SHORT PROBLEM:
Go through the records and extract every line with the word "spans".

STORED ROWS:
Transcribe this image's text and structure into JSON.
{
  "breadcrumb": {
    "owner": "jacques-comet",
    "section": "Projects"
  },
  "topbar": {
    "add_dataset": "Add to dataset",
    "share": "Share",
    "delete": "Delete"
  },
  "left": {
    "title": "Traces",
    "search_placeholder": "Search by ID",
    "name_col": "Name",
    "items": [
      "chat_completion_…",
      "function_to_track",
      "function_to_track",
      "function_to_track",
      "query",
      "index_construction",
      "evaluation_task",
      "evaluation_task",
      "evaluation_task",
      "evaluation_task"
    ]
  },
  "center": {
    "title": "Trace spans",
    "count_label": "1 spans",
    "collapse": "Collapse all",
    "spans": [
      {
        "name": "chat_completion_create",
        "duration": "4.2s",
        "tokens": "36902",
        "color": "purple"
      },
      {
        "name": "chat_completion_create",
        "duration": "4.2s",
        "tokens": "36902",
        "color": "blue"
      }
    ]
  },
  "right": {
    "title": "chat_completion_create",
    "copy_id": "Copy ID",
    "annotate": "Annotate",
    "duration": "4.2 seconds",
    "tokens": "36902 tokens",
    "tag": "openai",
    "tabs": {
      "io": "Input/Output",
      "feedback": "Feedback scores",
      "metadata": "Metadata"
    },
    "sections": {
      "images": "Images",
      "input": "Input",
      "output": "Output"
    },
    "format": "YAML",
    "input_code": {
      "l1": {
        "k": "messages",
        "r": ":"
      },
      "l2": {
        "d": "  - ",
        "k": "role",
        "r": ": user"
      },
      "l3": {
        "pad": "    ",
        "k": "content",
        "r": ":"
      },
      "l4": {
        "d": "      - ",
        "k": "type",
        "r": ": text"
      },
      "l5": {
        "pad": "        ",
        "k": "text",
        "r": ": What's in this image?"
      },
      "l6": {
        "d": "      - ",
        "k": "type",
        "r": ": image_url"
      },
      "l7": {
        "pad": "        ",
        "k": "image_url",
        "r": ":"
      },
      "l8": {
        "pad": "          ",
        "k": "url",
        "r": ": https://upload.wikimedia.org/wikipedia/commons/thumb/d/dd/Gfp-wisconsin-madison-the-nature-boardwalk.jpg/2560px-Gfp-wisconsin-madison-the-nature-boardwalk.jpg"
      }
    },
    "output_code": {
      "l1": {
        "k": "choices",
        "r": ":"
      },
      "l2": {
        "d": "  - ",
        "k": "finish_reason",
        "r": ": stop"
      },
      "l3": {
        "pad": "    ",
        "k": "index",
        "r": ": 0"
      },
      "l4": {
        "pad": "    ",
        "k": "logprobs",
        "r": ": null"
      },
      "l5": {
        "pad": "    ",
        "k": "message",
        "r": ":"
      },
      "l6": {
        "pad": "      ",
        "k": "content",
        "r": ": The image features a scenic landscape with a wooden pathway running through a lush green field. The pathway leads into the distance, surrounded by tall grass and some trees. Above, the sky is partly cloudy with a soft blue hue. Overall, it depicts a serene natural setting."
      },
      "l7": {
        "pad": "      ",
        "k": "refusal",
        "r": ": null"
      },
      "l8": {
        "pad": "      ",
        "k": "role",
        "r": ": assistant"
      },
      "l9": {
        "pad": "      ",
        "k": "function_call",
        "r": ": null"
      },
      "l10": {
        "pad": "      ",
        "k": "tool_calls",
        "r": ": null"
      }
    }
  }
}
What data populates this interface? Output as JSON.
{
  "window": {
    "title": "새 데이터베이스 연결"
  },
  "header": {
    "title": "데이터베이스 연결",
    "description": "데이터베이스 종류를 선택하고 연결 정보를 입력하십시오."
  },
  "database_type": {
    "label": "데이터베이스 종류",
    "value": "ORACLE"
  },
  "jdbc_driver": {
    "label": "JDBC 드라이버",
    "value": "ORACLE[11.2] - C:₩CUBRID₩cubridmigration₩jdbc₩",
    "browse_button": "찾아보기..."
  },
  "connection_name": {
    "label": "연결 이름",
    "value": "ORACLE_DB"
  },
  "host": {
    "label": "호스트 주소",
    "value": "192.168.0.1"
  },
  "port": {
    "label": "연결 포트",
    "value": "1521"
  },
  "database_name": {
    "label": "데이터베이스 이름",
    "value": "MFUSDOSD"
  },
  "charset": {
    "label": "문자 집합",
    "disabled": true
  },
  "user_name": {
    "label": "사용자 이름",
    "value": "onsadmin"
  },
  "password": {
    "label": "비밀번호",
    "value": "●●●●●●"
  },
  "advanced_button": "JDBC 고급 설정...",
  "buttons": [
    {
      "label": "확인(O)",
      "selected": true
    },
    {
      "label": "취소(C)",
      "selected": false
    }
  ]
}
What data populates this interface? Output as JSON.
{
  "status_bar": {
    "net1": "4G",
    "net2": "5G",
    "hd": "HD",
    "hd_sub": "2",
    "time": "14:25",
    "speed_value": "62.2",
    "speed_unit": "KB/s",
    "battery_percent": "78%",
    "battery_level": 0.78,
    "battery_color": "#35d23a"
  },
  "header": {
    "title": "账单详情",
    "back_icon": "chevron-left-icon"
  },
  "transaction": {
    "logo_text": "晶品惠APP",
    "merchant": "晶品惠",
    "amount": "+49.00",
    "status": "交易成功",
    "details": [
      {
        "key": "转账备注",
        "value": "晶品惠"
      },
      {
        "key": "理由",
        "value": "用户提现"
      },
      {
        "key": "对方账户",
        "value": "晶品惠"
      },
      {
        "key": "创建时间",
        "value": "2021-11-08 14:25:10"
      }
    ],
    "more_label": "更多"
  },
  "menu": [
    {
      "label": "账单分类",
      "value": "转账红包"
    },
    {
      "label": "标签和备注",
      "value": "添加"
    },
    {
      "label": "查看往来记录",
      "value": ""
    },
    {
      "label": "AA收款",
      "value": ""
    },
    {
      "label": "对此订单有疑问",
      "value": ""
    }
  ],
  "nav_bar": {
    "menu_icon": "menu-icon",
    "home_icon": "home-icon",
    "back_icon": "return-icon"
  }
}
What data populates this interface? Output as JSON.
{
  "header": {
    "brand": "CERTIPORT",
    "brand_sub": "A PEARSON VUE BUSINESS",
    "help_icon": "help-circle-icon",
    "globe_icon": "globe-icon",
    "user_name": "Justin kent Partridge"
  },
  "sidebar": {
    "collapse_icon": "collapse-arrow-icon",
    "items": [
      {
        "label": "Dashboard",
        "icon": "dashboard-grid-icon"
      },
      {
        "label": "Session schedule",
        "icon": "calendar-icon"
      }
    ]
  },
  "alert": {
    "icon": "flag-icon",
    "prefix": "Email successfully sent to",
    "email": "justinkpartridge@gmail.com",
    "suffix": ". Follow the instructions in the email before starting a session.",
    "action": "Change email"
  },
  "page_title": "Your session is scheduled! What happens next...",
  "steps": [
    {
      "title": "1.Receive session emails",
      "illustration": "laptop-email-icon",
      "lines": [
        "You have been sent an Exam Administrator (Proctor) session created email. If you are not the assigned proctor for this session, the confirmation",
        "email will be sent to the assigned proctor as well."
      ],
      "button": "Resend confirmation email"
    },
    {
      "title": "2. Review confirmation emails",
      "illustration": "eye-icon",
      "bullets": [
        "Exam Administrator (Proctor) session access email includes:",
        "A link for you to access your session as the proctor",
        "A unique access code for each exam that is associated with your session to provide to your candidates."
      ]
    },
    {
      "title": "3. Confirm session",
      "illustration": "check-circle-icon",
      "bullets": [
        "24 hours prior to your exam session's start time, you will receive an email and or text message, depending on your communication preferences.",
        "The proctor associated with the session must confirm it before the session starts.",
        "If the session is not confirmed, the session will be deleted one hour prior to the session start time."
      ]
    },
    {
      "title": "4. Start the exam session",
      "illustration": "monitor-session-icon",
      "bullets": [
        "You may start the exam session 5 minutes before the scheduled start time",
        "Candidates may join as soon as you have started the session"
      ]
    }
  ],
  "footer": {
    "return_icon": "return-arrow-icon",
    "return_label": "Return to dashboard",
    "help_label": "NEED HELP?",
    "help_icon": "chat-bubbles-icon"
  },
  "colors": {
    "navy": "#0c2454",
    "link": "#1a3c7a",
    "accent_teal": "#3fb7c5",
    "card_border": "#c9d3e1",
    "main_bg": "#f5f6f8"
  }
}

REPLY:
    "title": "Trace spans",
    "count_label": "1 spans",
    "spans": [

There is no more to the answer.